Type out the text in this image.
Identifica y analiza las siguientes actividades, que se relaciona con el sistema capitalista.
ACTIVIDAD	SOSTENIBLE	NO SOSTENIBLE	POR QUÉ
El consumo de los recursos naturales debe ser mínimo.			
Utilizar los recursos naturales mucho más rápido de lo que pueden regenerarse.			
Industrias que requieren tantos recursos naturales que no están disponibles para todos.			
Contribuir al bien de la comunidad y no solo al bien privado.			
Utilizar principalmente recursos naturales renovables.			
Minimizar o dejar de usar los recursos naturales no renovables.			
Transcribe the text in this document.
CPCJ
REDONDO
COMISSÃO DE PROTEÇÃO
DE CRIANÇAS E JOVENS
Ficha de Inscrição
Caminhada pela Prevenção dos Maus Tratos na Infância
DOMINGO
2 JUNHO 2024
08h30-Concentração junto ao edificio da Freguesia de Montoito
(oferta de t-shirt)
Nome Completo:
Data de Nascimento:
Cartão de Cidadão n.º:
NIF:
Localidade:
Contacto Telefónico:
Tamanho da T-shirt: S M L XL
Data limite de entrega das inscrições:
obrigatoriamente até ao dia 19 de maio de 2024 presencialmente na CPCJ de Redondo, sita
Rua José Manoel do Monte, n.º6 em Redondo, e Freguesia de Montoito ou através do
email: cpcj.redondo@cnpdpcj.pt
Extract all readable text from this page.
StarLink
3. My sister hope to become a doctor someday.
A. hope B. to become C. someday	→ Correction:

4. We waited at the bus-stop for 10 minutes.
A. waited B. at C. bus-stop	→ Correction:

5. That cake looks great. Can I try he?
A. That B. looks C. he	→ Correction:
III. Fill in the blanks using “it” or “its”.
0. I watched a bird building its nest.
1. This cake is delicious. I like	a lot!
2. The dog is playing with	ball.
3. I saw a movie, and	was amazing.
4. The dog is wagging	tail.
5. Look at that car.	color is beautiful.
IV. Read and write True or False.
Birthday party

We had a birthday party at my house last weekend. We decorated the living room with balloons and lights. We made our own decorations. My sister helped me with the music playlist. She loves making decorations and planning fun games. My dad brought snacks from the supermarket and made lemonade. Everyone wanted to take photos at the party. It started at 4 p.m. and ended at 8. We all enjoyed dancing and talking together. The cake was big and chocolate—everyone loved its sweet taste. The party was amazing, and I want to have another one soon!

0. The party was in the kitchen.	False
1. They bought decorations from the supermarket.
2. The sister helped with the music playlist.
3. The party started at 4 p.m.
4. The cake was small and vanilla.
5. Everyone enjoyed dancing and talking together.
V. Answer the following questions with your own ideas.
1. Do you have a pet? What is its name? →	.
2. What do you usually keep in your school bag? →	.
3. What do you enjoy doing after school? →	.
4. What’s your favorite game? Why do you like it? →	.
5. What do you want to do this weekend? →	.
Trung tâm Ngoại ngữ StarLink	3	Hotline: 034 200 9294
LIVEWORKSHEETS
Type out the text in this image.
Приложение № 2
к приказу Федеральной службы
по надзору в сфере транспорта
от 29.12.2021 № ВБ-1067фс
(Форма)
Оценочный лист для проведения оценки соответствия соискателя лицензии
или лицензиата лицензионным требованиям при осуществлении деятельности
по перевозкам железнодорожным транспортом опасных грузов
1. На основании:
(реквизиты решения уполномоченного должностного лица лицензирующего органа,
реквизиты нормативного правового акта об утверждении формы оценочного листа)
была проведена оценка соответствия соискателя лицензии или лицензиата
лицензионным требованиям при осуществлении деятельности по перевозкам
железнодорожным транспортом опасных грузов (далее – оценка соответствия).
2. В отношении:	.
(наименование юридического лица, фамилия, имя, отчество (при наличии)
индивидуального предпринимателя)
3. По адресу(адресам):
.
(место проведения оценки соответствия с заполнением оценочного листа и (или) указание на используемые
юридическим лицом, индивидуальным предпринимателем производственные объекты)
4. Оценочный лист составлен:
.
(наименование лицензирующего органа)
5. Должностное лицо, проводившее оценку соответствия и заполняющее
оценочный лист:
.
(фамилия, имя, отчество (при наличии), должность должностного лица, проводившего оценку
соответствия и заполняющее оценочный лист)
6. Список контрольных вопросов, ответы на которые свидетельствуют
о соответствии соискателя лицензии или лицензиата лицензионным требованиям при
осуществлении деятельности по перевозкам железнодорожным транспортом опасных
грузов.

**Exercise brief:** From the records above, report the count of lines containing "recursos" and nothing more.

**Full answer:** 5